What you are asked to do: Type out the material below exactly.

[Recorded data]
-- Begin --

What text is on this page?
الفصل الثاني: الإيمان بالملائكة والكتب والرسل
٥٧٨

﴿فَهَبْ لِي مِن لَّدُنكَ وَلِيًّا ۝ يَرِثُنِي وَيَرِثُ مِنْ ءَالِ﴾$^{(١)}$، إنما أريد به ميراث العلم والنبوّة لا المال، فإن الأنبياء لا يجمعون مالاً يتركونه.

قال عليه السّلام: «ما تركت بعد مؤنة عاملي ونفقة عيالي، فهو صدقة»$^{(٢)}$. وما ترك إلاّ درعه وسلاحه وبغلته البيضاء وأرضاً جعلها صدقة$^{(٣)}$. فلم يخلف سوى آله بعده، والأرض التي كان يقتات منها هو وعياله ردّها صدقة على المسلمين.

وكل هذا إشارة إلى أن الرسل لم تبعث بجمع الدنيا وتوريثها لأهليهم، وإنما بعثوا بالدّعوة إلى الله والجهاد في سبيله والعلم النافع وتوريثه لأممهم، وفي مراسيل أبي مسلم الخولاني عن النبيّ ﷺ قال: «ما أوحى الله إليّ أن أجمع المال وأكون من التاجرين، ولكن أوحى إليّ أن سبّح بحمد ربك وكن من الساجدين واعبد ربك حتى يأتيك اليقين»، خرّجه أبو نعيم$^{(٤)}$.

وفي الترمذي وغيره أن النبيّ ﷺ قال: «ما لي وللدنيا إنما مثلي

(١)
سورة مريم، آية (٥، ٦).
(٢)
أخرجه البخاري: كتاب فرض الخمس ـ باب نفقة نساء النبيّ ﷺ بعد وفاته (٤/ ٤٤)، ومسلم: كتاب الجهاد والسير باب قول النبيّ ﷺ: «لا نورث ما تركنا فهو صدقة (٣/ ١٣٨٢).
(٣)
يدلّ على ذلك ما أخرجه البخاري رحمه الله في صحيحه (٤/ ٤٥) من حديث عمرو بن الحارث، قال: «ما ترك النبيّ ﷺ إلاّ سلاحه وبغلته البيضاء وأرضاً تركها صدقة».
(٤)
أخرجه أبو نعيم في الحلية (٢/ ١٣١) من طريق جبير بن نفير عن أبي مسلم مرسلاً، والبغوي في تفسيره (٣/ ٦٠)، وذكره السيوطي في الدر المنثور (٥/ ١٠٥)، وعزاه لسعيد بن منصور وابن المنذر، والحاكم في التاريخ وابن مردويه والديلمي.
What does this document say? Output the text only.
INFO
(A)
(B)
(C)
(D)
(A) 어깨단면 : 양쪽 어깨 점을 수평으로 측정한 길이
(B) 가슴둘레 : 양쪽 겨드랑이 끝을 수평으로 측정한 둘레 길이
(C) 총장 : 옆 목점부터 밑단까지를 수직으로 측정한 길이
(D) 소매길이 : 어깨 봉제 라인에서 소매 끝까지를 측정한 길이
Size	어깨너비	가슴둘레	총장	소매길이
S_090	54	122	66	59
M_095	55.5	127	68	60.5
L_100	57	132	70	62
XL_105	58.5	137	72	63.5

-- End --

Written answer:
What text is on this page?
الفصل الثاني: الإيمان بالملائكة والكتب والرسل
٥٧٨

﴿فَهَبْ لِي مِن لَّدُنكَ وَلِيًّا ۝ يَرِثُنِي وَيَرِثُ مِنْ ءَالِ﴾$^{(١)}$، إنما أريد به ميراث العلم والنبوّة لا المال، فإن الأنبياء لا يجمعون مالاً يتركونه.

قال عليه السّلام: «ما تركت بعد مؤنة عاملي ونفقة عيالي، فهو صدقة»$^{(٢)}$. وما ترك إلاّ درعه وسلاحه وبغلته البيضاء وأرضاً جعلها صدقة$^{(٣)}$. فلم يخلف سوى آله بعده، والأرض التي كان يقتات منها هو وعياله ردّها صدقة على المسلمين.

وكل هذا إشارة إلى أن الرسل لم تبعث بجمع الدنيا وتوريثها لأهليهم، وإنما بعثوا بالدّعوة إلى الله والجهاد في سبيله والعلم النافع وتوريثه لأممهم، وفي مراسيل أبي مسلم الخولاني عن النبيّ ﷺ قال: «ما أوحى الله إليّ أن أجمع المال وأكون من التاجرين، ولكن أوحى إليّ أن سبّح بحمد ربك وكن من الساجدين واعبد ربك حتى يأتيك اليقين»، خرّجه أبو نعيم$^{(٤)}$.

وفي الترمذي وغيره أن النبيّ ﷺ قال: «ما لي وللدنيا إنما مثلي

(١)
سورة مريم، آية (٥، ٦).
(٢)
أخرجه البخاري: كتاب فرض الخمس ـ باب نفقة نساء النبيّ ﷺ بعد وفاته (٤/ ٤٤)، ومسلم: كتاب الجهاد والسير باب قول النبيّ ﷺ: «لا نورث ما تركنا فهو صدقة (٣/ ١٣٨٢).
(٣)
يدلّ على ذلك ما أخرجه البخاري رحمه الله في صحيحه (٤/ ٤٥) من حديث عمرو بن الحارث، قال: «ما ترك النبيّ ﷺ إلاّ سلاحه وبغلته البيضاء وأرضاً تركها صدقة».
(٤)
أخرجه أبو نعيم في الحلية (٢/ ١٣١) من طريق جبير بن نفير عن أبي مسلم مرسلاً، والبغوي في تفسيره (٣/ ٦٠)، وذكره السيوطي في الدر المنثور (٥/ ١٠٥)، وعزاه لسعيد بن منصور وابن المنذر، والحاكم في التاريخ وابن مردويه والديلمي.
What does this document say? Output the text only.
INFO
(A)
(B)
(C)
(D)
(A) 어깨단면 : 양쪽 어깨 점을 수평으로 측정한 길이
(B) 가슴둘레 : 양쪽 겨드랑이 끝을 수평으로 측정한 둘레 길이
(C) 총장 : 옆 목점부터 밑단까지를 수직으로 측정한 길이
(D) 소매길이 : 어깨 봉제 라인에서 소매 끝까지를 측정한 길이
Size	어깨너비	가슴둘레	총장	소매길이
S_090	54	122	66	59
M_095	55.5	127	68	60.5
L_100	57	132	70	62
XL_105	58.5	137	72	63.5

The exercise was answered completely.